* Your goal: Output each line exactly as it appears, skipping any embedded picture.

* Data items:
------------------------------------------------
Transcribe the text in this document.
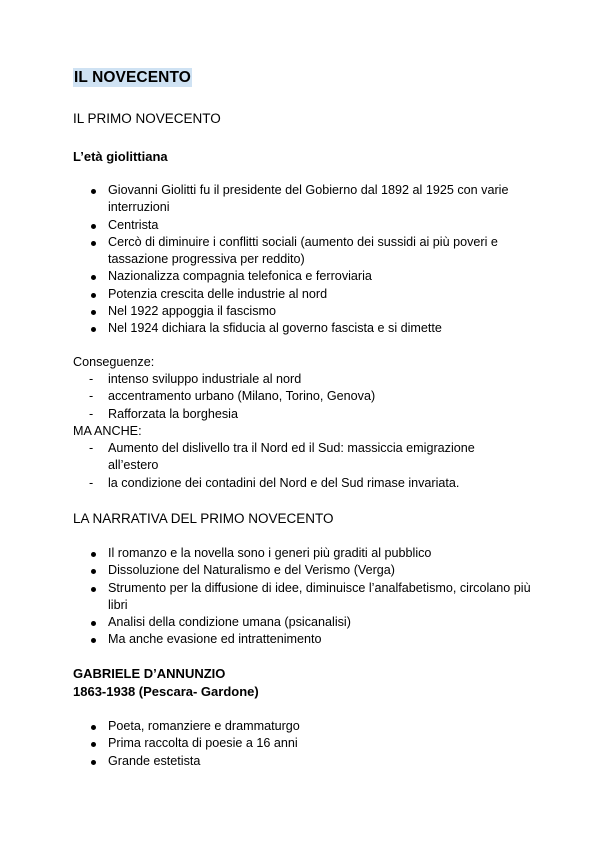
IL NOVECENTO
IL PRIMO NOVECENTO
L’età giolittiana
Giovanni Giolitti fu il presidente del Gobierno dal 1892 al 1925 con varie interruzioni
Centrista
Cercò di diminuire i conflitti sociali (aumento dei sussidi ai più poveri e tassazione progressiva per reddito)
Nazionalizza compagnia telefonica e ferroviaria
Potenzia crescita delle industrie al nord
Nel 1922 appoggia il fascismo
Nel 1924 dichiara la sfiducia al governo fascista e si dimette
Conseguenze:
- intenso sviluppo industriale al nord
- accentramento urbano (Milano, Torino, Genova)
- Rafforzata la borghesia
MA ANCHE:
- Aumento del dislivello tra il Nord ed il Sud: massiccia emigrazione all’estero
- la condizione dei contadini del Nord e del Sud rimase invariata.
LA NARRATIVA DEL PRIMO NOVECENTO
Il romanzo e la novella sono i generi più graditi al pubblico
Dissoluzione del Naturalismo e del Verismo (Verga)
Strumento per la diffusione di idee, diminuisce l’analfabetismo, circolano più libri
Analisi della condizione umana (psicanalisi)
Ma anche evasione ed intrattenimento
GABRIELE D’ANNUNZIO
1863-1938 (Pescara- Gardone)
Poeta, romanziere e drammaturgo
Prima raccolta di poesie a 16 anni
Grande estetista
------------------------------------------------
* Solved exercise:
Transcribe the text in this document.
IL NOVECENTO
IL PRIMO NOVECENTO
L’età giolittiana
Giovanni Giolitti fu il presidente del Gobierno dal 1892 al 1925 con varie interruzioni
Centrista
Cercò di diminuire i conflitti sociali (aumento dei sussidi ai più poveri e tassazione progressiva per reddito)
Nazionalizza compagnia telefonica e ferroviaria
Potenzia crescita delle industrie al nord
Nel 1922 appoggia il fascismo
Nel 1924 dichiara la sfiducia al governo fascista e si dimette
Conseguenze:
- intenso sviluppo industriale al nord
- accentramento urbano (Milano, Torino, Genova)
- Rafforzata la borghesia
MA ANCHE:
- Aumento del dislivello tra il Nord ed il Sud: massiccia emigrazione all’estero
- la condizione dei contadini del Nord e del Sud rimase invariata.
LA NARRATIVA DEL PRIMO NOVECENTO
Il romanzo e la novella sono i generi più graditi al pubblico
Dissoluzione del Naturalismo e del Verismo (Verga)
Strumento per la diffusione di idee, diminuisce l’analfabetismo, circolano più libri
Analisi della condizione umana (psicanalisi)
Ma anche evasione ed intrattenimento
GABRIELE D’ANNUNZIO
1863-1938 (Pescara- Gardone)
Poeta, romanziere e drammaturgo
Prima raccolta di poesie a 16 anni
Grande estetista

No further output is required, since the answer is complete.